(Task material begins)

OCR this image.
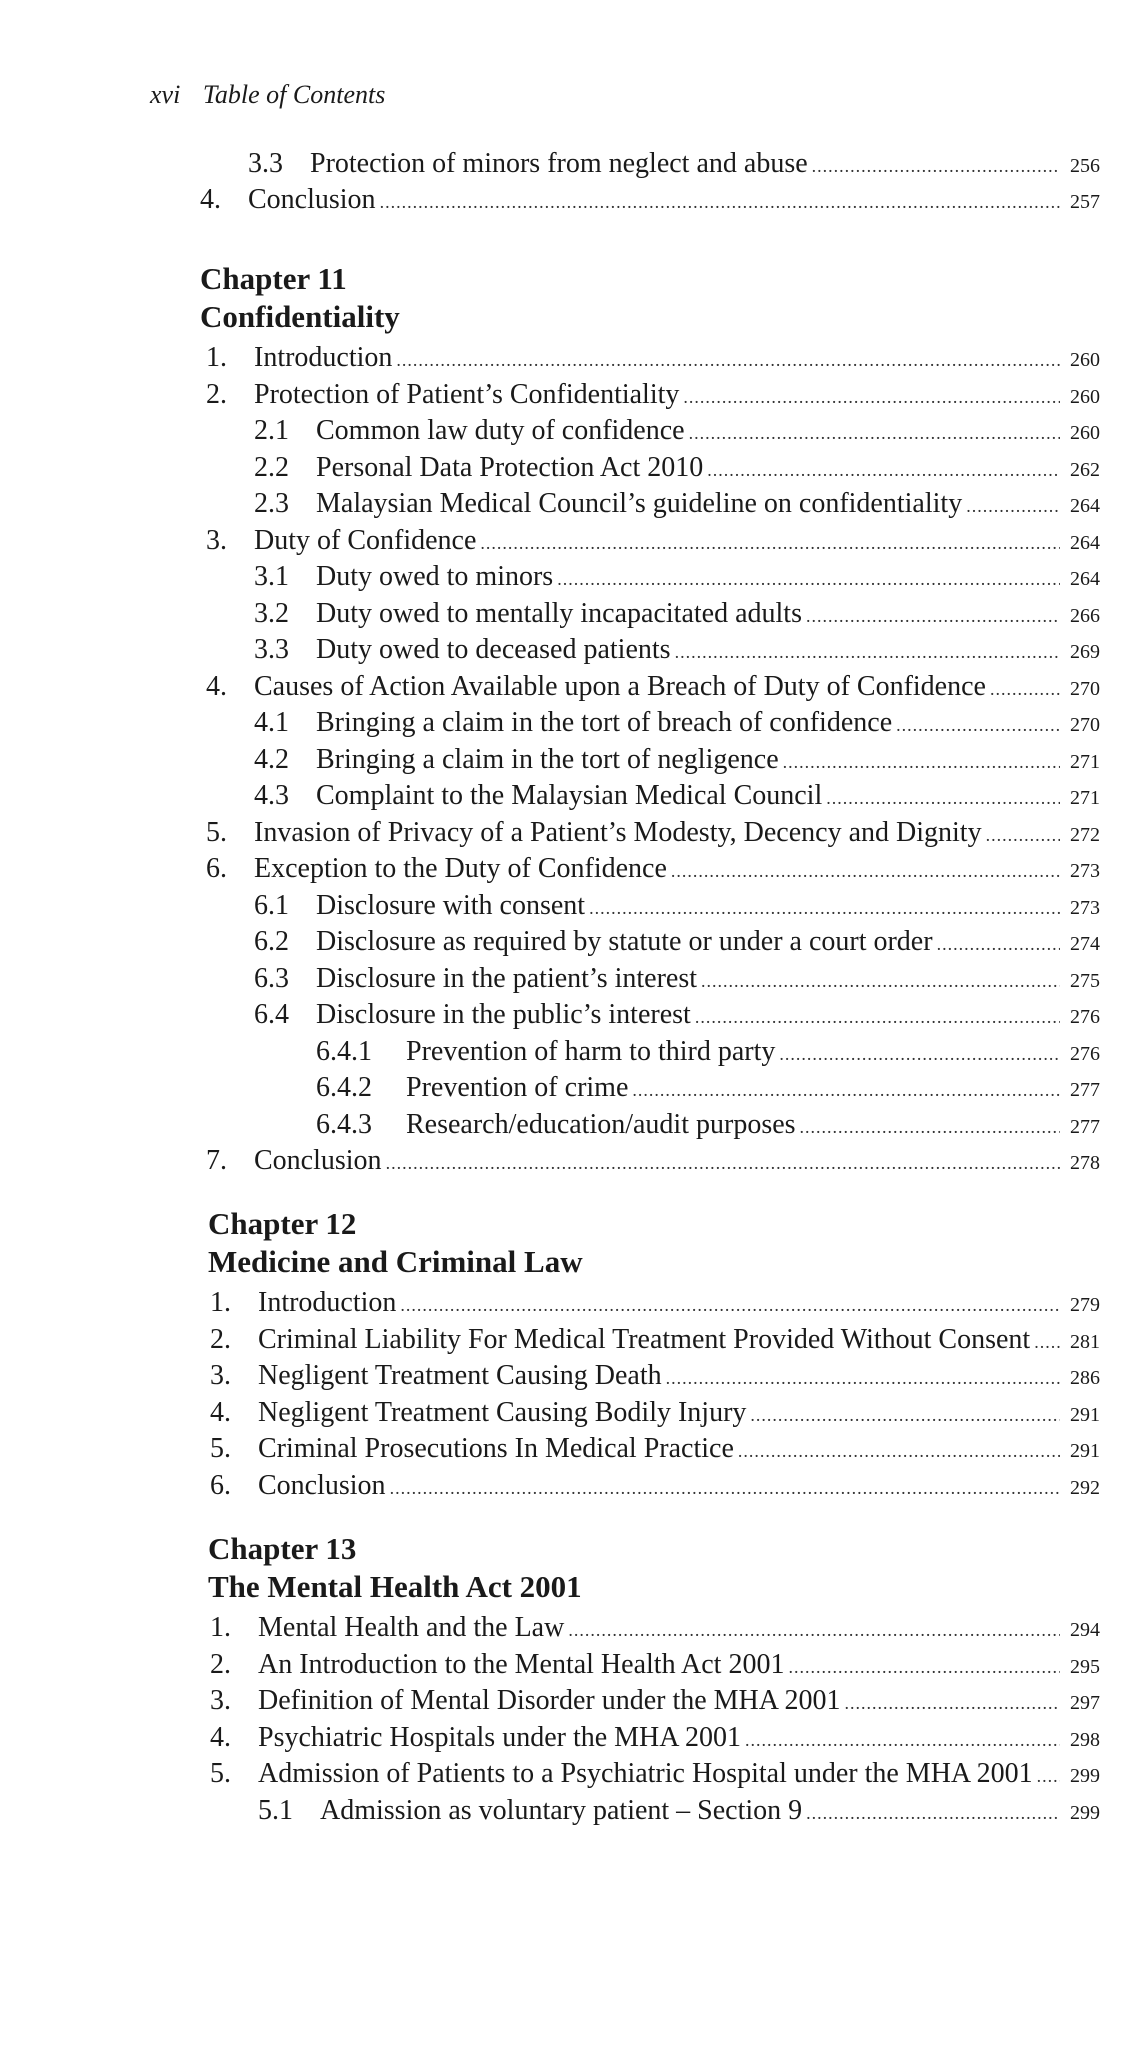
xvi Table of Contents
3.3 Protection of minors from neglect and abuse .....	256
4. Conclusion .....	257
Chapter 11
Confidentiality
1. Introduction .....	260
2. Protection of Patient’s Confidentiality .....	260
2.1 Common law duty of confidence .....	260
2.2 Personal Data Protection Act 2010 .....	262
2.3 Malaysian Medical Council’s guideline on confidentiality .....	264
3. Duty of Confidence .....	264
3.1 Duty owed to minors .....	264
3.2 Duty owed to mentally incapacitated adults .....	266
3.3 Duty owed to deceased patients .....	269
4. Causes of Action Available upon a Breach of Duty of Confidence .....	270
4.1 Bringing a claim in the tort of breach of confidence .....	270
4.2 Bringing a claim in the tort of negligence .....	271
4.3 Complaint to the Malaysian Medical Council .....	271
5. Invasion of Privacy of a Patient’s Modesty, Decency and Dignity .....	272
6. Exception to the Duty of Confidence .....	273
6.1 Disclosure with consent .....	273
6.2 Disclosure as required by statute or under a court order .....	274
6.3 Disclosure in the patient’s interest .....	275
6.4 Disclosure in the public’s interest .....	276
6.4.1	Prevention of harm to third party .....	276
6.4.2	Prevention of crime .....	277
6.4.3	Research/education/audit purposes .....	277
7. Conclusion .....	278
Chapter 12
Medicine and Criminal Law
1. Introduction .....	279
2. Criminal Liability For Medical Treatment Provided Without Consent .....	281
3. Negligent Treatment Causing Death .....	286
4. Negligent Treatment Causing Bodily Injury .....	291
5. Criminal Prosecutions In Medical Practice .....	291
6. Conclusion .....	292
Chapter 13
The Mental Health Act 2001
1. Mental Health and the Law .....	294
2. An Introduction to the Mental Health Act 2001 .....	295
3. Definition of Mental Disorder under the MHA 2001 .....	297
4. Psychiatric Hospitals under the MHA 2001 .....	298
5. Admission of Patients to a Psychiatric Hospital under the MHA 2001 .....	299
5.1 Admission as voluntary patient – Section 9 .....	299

(Task material ends)

Return every line above word for word, minus images.

OCR this image.
xvi Table of Contents
3.3 Protection of minors from neglect and abuse .....	256
4. Conclusion .....	257
Chapter 11
Confidentiality
1. Introduction .....	260
2. Protection of Patient’s Confidentiality .....	260
2.1 Common law duty of confidence .....	260
2.2 Personal Data Protection Act 2010 .....	262
2.3 Malaysian Medical Council’s guideline on confidentiality .....	264
3. Duty of Confidence .....	264
3.1 Duty owed to minors .....	264
3.2 Duty owed to mentally incapacitated adults .....	266
3.3 Duty owed to deceased patients .....	269
4. Causes of Action Available upon a Breach of Duty of Confidence .....	270
4.1 Bringing a claim in the tort of breach of confidence .....	270
4.2 Bringing a claim in the tort of negligence .....	271
4.3 Complaint to the Malaysian Medical Council .....	271
5. Invasion of Privacy of a Patient’s Modesty, Decency and Dignity .....	272
6. Exception to the Duty of Confidence .....	273
6.1 Disclosure with consent .....	273
6.2 Disclosure as required by statute or under a court order .....	274
6.3 Disclosure in the patient’s interest .....	275
6.4 Disclosure in the public’s interest .....	276
6.4.1	Prevention of harm to third party .....	276
6.4.2	Prevention of crime .....	277
6.4.3	Research/education/audit purposes .....	277
7. Conclusion .....	278
Chapter 12
Medicine and Criminal Law
1. Introduction .....	279
2. Criminal Liability For Medical Treatment Provided Without Consent .....	281
3. Negligent Treatment Causing Death .....	286
4. Negligent Treatment Causing Bodily Injury .....	291
5. Criminal Prosecutions In Medical Practice .....	291
6. Conclusion .....	292
Chapter 13
The Mental Health Act 2001
1. Mental Health and the Law .....	294
2. An Introduction to the Mental Health Act 2001 .....	295
3. Definition of Mental Disorder under the MHA 2001 .....	297
4. Psychiatric Hospitals under the MHA 2001 .....	298
5. Admission of Patients to a Psychiatric Hospital under the MHA 2001 .....	299
5.1 Admission as voluntary patient – Section 9 .....	299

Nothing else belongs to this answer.